▸ **Text excerpt**:
►

This is a cool shot, I think. The boots are new, as well. My partner is a fairly frequent user of a website called “bargain outfitters.” He had purchased something, but needed to spend $10 more to get free shipping, which would have been more than $10 for what he wanted. He hunted around, and lo-and-behold, he found a pair of cheap Chinese-made black harness boots with a lug sole with the Harley-Davidson logo on the shafts. And they were only $10! (Well, $9.95, but who’s counting?)

I checked around, and found these boots sell new at on-line boot retailers for about $100, so my partner got me a great deal! And to think, he said that the last thing he would ever buy me is a pair of boots. I didn’t remind him of that when he gave them to me. I just smiled, said thanks, put them on, and then took him in the back room…. oops, this is a G-rated blog. (smile)

See more photos of these boots on my website, here.

◄

▸ **Data records**:
►

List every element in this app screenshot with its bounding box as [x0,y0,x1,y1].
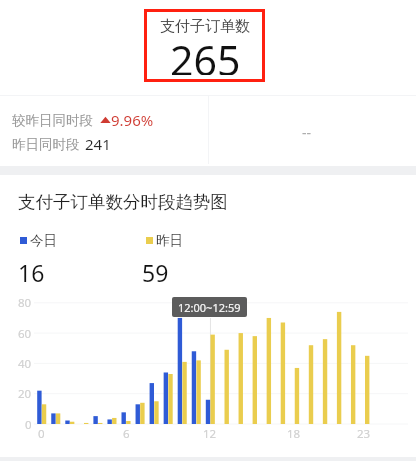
staticText: 60 [18,326,32,342]
staticText: 20 [18,386,32,402]
staticText: 23 [357,426,371,442]
button[interactable]: 今日 [20,232,57,249]
staticText: 40 [18,356,32,372]
staticText: 支付子订单数分时段趋势图 [18,191,228,213]
staticText: 80 [18,295,32,311]
staticText: 59 [142,257,169,288]
button[interactable]: 12:00~12:59 [172,297,247,317]
button[interactable]: 昨日 [146,232,183,249]
staticText: 16 [18,257,45,288]
staticText: 12 [203,426,217,442]
staticText: 6 [123,426,130,442]
staticText: 0 [38,426,45,442]
staticText: 昨日 [156,232,183,249]
staticText: 265 [170,32,241,75]
staticText: 今日 [30,232,57,249]
staticText: 18 [287,426,301,442]
staticText: -- [302,123,312,142]
staticText: 12:00~12:59 [178,300,241,315]
staticText: 支付子订单数 [160,17,250,36]
staticText: 9.96% [111,110,154,130]
button[interactable]: 支付子订单数 [147,12,262,79]
staticText: 0 [25,417,32,433]
staticText: 较昨日同时段 [12,112,93,129]
staticText: 241 [85,134,111,154]
staticText: 昨日同时段 [12,136,80,153]
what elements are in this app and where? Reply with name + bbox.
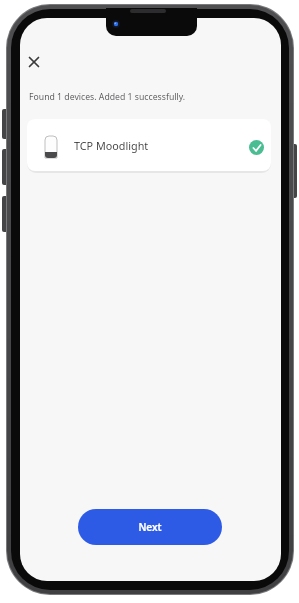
staticText: Found 1 devices. Added 1 successfully. (29, 91, 186, 103)
button[interactable]: TCP Moodlight (27, 119, 271, 171)
button[interactable]: Next (78, 509, 222, 545)
button[interactable] (23, 51, 45, 73)
staticText: Next (138, 520, 162, 534)
staticText: TCP Moodlight (74, 138, 149, 153)
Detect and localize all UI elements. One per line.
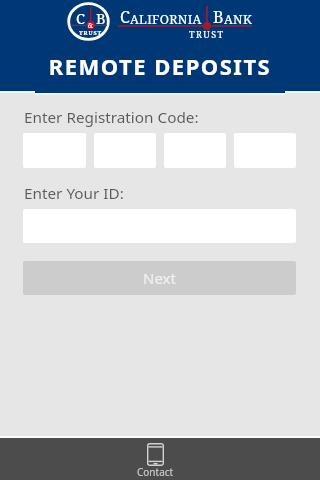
staticText: B	[96, 8, 106, 28]
staticText: C	[120, 6, 130, 28]
staticText: ALIFORNIA	[130, 11, 202, 28]
staticText: Enter Your ID:	[24, 183, 124, 204]
staticText: &	[88, 21, 93, 30]
staticText: Contact	[137, 465, 174, 479]
staticText: ANK	[224, 11, 253, 28]
staticText: Next	[143, 268, 176, 288]
button[interactable]: Contact	[119, 438, 191, 480]
staticText: B	[213, 6, 224, 28]
staticText: REMOTE DEPOSITS	[0, 51, 320, 81]
staticText: Enter Registration Code:	[24, 107, 199, 128]
staticText: TRUST	[79, 29, 103, 37]
button[interactable]: Next	[23, 261, 296, 295]
staticText: C	[76, 8, 85, 28]
staticText: TRUST	[189, 28, 225, 40]
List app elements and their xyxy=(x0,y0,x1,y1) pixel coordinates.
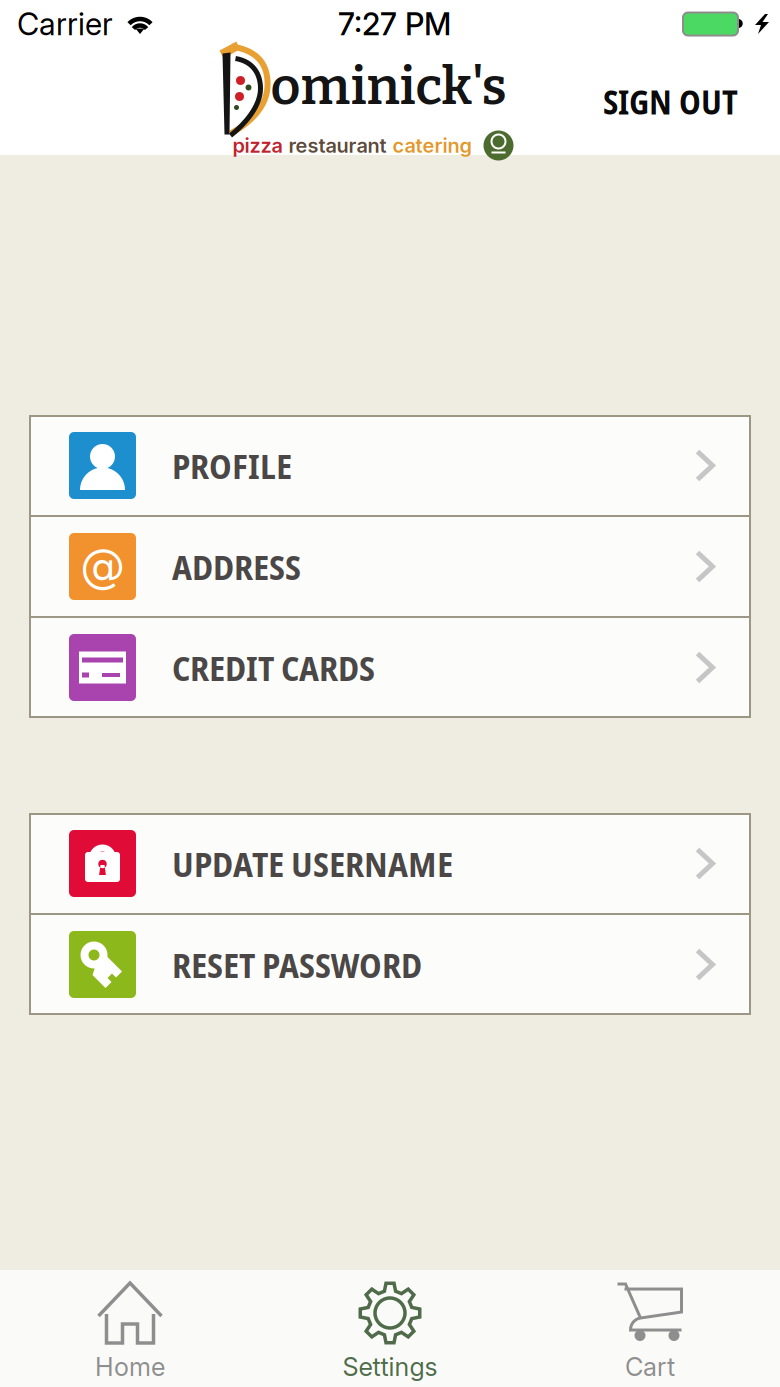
staticText: SIGN OUT xyxy=(603,79,738,124)
button[interactable]: SIGN OUT xyxy=(585,57,756,146)
button[interactable]: RESET PASSWORD xyxy=(30,915,750,1014)
staticText: pizza xyxy=(232,133,282,158)
button[interactable]: @ xyxy=(30,517,750,616)
staticText: PROFILE xyxy=(172,442,292,489)
button[interactable]: UPDATE USERNAME xyxy=(30,814,750,913)
button[interactable]: CREDIT CARDS xyxy=(30,618,750,717)
staticText: Settings xyxy=(342,1351,438,1382)
button[interactable]: Home xyxy=(0,1270,260,1387)
staticText: catering xyxy=(392,133,472,158)
staticText: ominick's xyxy=(270,55,506,118)
staticText: RESET PASSWORD xyxy=(172,941,422,988)
staticText: ADDRESS xyxy=(172,543,301,590)
staticText: restaurant xyxy=(288,133,386,158)
staticText: Home xyxy=(95,1351,165,1382)
staticText: Carrier xyxy=(17,5,113,42)
button[interactable]: Cart xyxy=(520,1270,780,1387)
staticText: UPDATE USERNAME xyxy=(172,840,453,887)
button[interactable]: PROFILE xyxy=(30,416,750,515)
staticText: 7:27 PM xyxy=(338,5,451,42)
staticText: Cart xyxy=(625,1351,675,1382)
staticText: CREDIT CARDS xyxy=(172,644,375,691)
button[interactable]: Settings xyxy=(260,1270,520,1387)
staticText: @ xyxy=(80,540,125,593)
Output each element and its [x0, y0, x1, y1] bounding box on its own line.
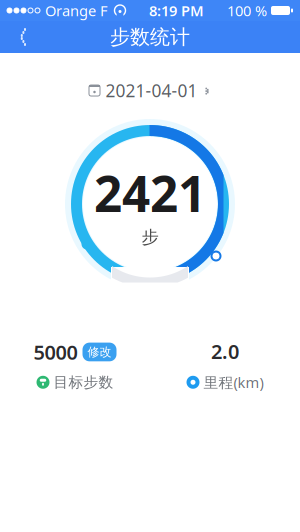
staticText: 步	[142, 227, 158, 248]
staticText: Orange F	[45, 1, 108, 20]
staticText: 2021-04-01	[106, 79, 198, 102]
button[interactable]: 修改	[82, 343, 116, 361]
staticText: 5000	[34, 339, 78, 365]
staticText: 100 %	[227, 1, 267, 20]
staticText: 8:19 PM	[149, 1, 204, 20]
staticText: 目标步数	[54, 373, 114, 391]
staticText: 里程(km)	[204, 372, 264, 392]
staticText: 2.0	[211, 338, 239, 365]
staticText: 步数统计	[110, 25, 190, 49]
staticText: 修改	[88, 345, 112, 359]
button[interactable]: 2021-04-01	[80, 75, 220, 106]
button[interactable]: Back	[0, 21, 42, 53]
staticText: 2421	[94, 160, 206, 226]
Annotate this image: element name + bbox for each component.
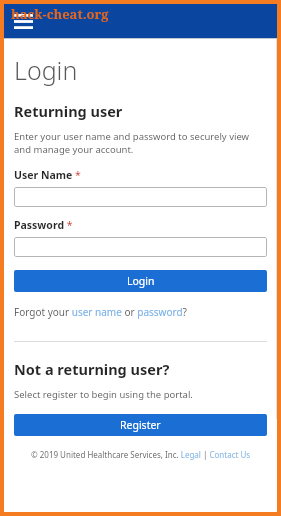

◄

▸ **What this task involves**: List each distinct dollar amount in the text about the boots, once each, in the order it first appears. The records are separate material from the text about the boots.

▸ **Exercise solution**:
$10
$9.95
$100